• Required work: Find every line in the data that contains the word "mellan". Return each of those lines.

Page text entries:
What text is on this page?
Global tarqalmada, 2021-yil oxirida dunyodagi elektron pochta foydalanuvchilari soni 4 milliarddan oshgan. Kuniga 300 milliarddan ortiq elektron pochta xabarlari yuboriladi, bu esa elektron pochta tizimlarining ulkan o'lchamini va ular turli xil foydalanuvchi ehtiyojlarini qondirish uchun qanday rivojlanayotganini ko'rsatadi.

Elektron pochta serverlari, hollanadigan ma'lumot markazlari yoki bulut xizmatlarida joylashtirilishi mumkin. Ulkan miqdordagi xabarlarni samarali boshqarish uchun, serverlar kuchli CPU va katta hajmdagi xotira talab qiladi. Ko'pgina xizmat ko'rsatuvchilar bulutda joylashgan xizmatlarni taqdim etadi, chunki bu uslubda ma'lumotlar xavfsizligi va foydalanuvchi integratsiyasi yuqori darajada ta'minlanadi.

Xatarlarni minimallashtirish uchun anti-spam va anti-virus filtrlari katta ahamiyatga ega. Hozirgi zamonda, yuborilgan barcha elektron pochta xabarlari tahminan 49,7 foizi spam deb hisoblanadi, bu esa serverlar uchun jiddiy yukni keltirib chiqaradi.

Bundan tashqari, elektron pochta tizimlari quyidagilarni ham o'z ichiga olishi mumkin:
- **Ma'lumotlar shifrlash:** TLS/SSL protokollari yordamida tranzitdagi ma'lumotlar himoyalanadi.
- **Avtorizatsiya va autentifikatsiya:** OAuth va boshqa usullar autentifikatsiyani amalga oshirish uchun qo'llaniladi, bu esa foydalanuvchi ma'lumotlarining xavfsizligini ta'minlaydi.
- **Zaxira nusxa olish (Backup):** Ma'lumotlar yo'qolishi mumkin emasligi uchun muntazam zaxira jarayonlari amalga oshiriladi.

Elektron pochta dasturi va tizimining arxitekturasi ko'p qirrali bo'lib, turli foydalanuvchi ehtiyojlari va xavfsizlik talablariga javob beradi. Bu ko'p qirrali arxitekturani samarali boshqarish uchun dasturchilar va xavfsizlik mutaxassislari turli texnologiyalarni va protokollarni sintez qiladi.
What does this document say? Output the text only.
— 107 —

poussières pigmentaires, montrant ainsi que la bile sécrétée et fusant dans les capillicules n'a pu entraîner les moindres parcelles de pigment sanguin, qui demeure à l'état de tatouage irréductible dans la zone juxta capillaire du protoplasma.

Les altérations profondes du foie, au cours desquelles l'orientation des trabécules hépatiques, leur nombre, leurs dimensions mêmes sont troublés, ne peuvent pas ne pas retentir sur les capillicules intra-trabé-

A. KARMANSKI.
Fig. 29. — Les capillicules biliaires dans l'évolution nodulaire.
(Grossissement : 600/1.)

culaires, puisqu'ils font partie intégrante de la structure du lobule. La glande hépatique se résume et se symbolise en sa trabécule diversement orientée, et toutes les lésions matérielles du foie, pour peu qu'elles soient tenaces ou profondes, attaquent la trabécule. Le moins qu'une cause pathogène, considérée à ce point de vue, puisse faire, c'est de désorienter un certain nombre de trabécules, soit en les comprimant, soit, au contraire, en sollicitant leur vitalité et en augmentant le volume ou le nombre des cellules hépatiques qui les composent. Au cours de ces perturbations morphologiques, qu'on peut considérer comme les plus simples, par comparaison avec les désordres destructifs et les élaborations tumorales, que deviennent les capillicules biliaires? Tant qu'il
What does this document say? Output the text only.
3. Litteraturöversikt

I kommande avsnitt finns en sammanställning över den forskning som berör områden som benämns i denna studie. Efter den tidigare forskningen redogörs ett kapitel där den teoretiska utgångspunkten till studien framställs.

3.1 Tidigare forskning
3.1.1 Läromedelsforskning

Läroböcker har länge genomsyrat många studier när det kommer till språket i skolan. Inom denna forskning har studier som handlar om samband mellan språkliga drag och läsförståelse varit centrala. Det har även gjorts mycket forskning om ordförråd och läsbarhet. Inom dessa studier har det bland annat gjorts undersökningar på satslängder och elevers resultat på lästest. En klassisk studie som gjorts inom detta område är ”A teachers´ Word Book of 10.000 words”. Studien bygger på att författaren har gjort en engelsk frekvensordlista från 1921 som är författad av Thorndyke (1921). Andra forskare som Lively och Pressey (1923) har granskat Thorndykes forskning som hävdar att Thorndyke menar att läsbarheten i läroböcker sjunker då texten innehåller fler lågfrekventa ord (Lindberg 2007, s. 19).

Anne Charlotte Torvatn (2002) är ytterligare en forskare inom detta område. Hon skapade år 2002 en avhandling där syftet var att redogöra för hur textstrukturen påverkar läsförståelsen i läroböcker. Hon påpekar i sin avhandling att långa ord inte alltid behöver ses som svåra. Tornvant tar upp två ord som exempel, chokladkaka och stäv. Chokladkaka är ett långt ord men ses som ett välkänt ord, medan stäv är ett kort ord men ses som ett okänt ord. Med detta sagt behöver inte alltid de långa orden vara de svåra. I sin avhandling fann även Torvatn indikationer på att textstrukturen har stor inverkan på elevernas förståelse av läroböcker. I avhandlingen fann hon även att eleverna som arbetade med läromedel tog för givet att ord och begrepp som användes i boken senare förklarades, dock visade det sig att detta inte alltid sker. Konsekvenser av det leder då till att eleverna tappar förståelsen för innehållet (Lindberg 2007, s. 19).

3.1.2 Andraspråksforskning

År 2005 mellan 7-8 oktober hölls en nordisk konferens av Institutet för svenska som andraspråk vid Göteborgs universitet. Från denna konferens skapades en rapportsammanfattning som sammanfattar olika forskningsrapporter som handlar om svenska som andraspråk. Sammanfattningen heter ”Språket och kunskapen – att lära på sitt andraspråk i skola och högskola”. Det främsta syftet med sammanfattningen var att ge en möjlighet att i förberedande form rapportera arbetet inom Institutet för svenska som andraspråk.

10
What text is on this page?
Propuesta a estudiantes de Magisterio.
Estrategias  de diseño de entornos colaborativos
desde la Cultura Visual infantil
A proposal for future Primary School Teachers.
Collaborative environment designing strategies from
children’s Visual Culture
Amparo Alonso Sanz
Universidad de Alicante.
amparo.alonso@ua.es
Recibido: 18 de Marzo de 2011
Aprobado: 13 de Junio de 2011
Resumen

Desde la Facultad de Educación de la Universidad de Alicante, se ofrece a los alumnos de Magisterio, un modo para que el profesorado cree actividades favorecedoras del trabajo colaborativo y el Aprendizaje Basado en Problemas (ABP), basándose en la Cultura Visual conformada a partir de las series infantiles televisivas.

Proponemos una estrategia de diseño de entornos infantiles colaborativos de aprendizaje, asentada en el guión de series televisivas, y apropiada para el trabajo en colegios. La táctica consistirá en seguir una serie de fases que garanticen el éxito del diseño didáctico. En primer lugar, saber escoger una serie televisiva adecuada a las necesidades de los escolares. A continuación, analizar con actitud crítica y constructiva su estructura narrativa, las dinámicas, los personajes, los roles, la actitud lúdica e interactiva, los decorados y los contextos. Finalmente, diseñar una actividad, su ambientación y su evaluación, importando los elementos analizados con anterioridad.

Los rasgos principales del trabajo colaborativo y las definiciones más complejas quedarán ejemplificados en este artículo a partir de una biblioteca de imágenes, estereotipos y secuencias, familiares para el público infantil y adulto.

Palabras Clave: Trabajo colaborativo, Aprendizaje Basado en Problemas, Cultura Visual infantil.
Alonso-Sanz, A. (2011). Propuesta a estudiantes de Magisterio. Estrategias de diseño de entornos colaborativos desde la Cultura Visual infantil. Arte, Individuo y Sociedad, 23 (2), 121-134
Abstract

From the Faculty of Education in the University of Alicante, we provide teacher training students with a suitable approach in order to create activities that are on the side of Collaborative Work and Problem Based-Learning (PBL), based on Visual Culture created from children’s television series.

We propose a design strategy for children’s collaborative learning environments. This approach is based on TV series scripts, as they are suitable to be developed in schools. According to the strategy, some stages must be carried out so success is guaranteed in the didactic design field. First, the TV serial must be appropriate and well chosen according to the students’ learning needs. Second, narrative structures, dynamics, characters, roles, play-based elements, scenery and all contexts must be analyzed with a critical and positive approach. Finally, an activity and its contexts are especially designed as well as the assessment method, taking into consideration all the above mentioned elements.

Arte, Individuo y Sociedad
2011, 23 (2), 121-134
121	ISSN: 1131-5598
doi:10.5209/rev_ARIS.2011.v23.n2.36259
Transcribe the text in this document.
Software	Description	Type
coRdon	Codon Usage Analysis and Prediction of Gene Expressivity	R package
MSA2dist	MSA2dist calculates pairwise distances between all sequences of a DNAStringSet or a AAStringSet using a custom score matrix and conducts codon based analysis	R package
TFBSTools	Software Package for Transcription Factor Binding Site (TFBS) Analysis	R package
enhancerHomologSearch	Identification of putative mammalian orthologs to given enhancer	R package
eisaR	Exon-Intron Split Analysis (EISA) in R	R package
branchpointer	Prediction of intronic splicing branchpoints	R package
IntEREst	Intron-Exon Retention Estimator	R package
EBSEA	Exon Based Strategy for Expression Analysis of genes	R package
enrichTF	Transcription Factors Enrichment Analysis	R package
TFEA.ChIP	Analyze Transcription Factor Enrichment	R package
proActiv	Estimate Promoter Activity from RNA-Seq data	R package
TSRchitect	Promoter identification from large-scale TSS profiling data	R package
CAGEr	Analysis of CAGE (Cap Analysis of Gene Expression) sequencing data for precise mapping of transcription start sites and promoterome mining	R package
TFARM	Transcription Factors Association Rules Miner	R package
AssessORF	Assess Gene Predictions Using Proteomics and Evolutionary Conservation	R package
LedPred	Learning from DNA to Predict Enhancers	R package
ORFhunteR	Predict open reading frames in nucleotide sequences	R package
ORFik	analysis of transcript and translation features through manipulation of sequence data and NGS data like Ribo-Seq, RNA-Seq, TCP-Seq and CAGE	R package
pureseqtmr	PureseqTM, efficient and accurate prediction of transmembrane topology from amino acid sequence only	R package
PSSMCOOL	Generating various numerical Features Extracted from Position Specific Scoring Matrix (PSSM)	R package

• Completed task:
Läroböcker har länge genomsyrat många studier när det kommer till språket i skolan. Inom denna forskning har studier som handlar om samband mellan språkliga drag och läsförståelse varit centrala. Det har även gjorts mycket forskning om ordförråd och läsbarhet. Inom dessa studier har det bland annat gjorts undersökningar på satslängder och elevers resultat på lästest. En klassisk studie som gjorts inom detta område är ”A teachers´ Word Book of 10.000 words”. Studien bygger på att författaren har gjort en engelsk frekvensordlista från 1921 som är författad av Thorndyke (1921). Andra forskare som Lively och Pressey (1923) har granskat Thorndykes forskning som hävdar att Thorndyke menar att läsbarheten i läroböcker sjunker då texten innehåller fler lågfrekventa ord (Lindberg 2007, s. 19).
År 2005 mellan 7-8 oktober hölls en nordisk konferens av Institutet för svenska som andraspråk vid Göteborgs universitet. Från denna konferens skapades en rapportsammanfattning som sammanfattar olika forskningsrapporter som handlar om svenska som andraspråk. Sammanfattningen heter ”Språket och kunskapen – att lära på sitt andraspråk i skola och högskola”. Det främsta syftet med sammanfattningen var att ge en möjlighet att i förberedande form rapportera arbetet inom Institutet för svenska som andraspråk.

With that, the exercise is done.